Copy every line, leaving nothing out and adding nothing.

[Begin Materials provided]

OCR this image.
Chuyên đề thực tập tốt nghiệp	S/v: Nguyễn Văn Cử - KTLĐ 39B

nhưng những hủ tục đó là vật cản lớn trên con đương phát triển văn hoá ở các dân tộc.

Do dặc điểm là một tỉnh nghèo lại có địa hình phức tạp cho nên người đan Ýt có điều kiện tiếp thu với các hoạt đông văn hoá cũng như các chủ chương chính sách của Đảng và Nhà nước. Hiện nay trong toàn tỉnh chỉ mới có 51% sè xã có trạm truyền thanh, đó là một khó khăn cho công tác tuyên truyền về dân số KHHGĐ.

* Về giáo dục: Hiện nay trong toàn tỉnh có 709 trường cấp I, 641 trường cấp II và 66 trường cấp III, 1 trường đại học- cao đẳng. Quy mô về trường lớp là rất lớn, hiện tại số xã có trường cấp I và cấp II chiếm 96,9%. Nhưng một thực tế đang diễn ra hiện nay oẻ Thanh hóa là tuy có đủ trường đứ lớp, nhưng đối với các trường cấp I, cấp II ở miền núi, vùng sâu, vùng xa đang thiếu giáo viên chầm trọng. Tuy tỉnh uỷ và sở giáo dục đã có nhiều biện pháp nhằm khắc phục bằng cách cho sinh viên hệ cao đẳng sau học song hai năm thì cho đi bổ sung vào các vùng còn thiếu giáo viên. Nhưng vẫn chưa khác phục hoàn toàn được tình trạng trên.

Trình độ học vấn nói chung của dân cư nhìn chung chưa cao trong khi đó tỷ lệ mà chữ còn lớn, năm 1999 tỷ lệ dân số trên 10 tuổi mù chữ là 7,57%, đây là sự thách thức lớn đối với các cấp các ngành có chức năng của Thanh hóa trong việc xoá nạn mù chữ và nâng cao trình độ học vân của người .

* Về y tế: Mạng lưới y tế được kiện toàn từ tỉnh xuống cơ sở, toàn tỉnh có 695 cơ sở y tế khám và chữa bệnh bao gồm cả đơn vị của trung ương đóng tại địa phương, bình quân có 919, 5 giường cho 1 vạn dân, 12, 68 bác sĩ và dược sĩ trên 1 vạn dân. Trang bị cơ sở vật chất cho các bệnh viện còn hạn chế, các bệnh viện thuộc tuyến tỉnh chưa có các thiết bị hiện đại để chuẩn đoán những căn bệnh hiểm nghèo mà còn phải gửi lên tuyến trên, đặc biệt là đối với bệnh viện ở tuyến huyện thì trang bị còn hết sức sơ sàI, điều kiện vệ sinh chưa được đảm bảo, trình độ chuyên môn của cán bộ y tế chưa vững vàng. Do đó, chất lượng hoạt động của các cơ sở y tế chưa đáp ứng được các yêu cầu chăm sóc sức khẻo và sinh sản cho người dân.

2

[End Materials provided]

**Answer to the problem:**
OCR this image.
Chuyên đề thực tập tốt nghiệp	S/v: Nguyễn Văn Cử - KTLĐ 39B

nhưng những hủ tục đó là vật cản lớn trên con đương phát triển văn hoá ở các dân tộc.

Do dặc điểm là một tỉnh nghèo lại có địa hình phức tạp cho nên người đan Ýt có điều kiện tiếp thu với các hoạt đông văn hoá cũng như các chủ chương chính sách của Đảng và Nhà nước. Hiện nay trong toàn tỉnh chỉ mới có 51% sè xã có trạm truyền thanh, đó là một khó khăn cho công tác tuyên truyền về dân số KHHGĐ.

* Về giáo dục: Hiện nay trong toàn tỉnh có 709 trường cấp I, 641 trường cấp II và 66 trường cấp III, 1 trường đại học- cao đẳng. Quy mô về trường lớp là rất lớn, hiện tại số xã có trường cấp I và cấp II chiếm 96,9%. Nhưng một thực tế đang diễn ra hiện nay oẻ Thanh hóa là tuy có đủ trường đứ lớp, nhưng đối với các trường cấp I, cấp II ở miền núi, vùng sâu, vùng xa đang thiếu giáo viên chầm trọng. Tuy tỉnh uỷ và sở giáo dục đã có nhiều biện pháp nhằm khắc phục bằng cách cho sinh viên hệ cao đẳng sau học song hai năm thì cho đi bổ sung vào các vùng còn thiếu giáo viên. Nhưng vẫn chưa khác phục hoàn toàn được tình trạng trên.

Trình độ học vấn nói chung của dân cư nhìn chung chưa cao trong khi đó tỷ lệ mà chữ còn lớn, năm 1999 tỷ lệ dân số trên 10 tuổi mù chữ là 7,57%, đây là sự thách thức lớn đối với các cấp các ngành có chức năng của Thanh hóa trong việc xoá nạn mù chữ và nâng cao trình độ học vân của người .

* Về y tế: Mạng lưới y tế được kiện toàn từ tỉnh xuống cơ sở, toàn tỉnh có 695 cơ sở y tế khám và chữa bệnh bao gồm cả đơn vị của trung ương đóng tại địa phương, bình quân có 919, 5 giường cho 1 vạn dân, 12, 68 bác sĩ và dược sĩ trên 1 vạn dân. Trang bị cơ sở vật chất cho các bệnh viện còn hạn chế, các bệnh viện thuộc tuyến tỉnh chưa có các thiết bị hiện đại để chuẩn đoán những căn bệnh hiểm nghèo mà còn phải gửi lên tuyến trên, đặc biệt là đối với bệnh viện ở tuyến huyện thì trang bị còn hết sức sơ sàI, điều kiện vệ sinh chưa được đảm bảo, trình độ chuyên môn của cán bộ y tế chưa vững vàng. Do đó, chất lượng hoạt động của các cơ sở y tế chưa đáp ứng được các yêu cầu chăm sóc sức khẻo và sinh sản cho người dân.

2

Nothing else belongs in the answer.